Supplied data:
** START **

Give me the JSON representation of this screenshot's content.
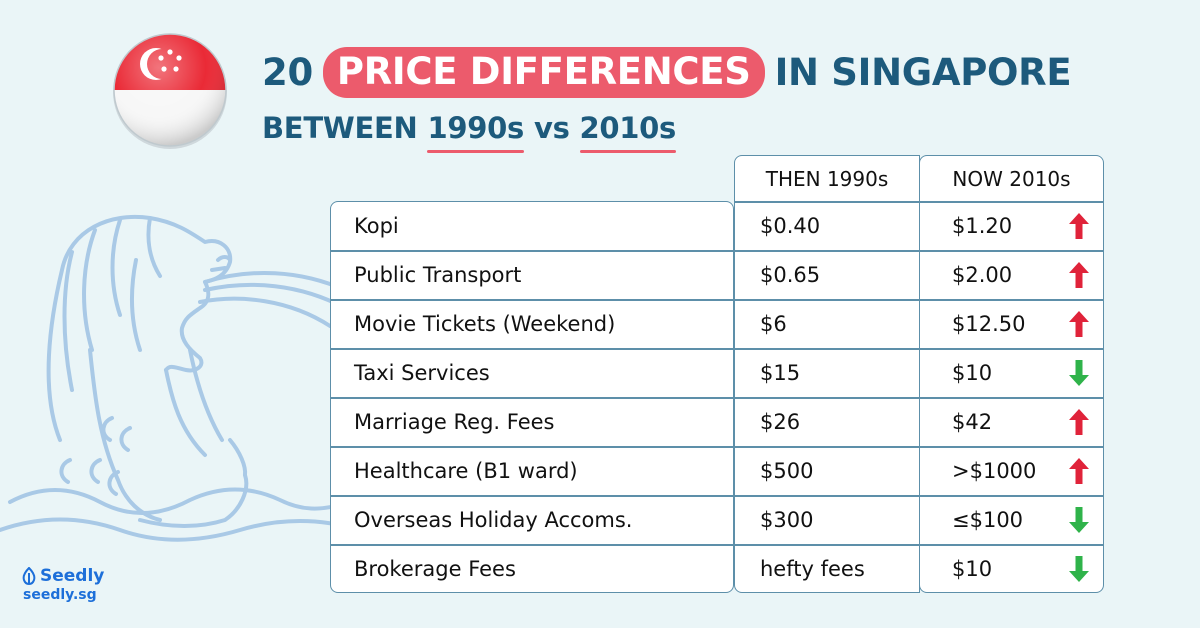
{
  "headline": {
    "prefix": "20",
    "highlight": "PRICE DIFFERENCES",
    "suffix": "IN SINGAPORE"
  },
  "subheadline": {
    "prefix": "BETWEEN",
    "then": "1990s",
    "middle": "vs",
    "now": "2010s"
  },
  "table": {
    "columns": {
      "then": "THEN 1990s",
      "now": "NOW 2010s"
    },
    "rows": [
      {
        "item": "Kopi",
        "then": "$0.40",
        "now": "$1.20",
        "trend": "up"
      },
      {
        "item": "Public Transport",
        "then": "$0.65",
        "now": "$2.00",
        "trend": "up"
      },
      {
        "item": "Movie Tickets (Weekend)",
        "then": "$6",
        "now": "$12.50",
        "trend": "up"
      },
      {
        "item": "Taxi Services",
        "then": "$15",
        "now": "$10",
        "trend": "down"
      },
      {
        "item": "Marriage Reg. Fees",
        "then": "$26",
        "now": "$42",
        "trend": "up"
      },
      {
        "item": "Healthcare (B1 ward)",
        "then": "$500",
        "now": ">$1000",
        "trend": "up"
      },
      {
        "item": "Overseas Holiday Accoms.",
        "then": "$300",
        "now": "≤$100",
        "trend": "down"
      },
      {
        "item": "Brokerage Fees",
        "then": "hefty fees",
        "now": "$10",
        "trend": "down"
      }
    ]
  },
  "logo": {
    "brand": "Seedly",
    "url": "seedly.sg",
    "icon": "seedly-leaf-icon"
  },
  "icons": {
    "flag": "singapore-flag-icon",
    "illustration": "merlion-icon",
    "up": "up-arrow-icon",
    "down": "down-arrow-icon"
  },
  "colors": {
    "primary": "#1d5a7c",
    "accent": "#ec5b6c",
    "up": "#e0233a",
    "down": "#2fb34a",
    "background": "#eaf5f7",
    "illustration": "#a9c9e6",
    "logo": "#1d6fd9"
  }
}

** END **

Exercise prompt: Tally the lines above containing "arrow". Answer with the count only.

Response below: 2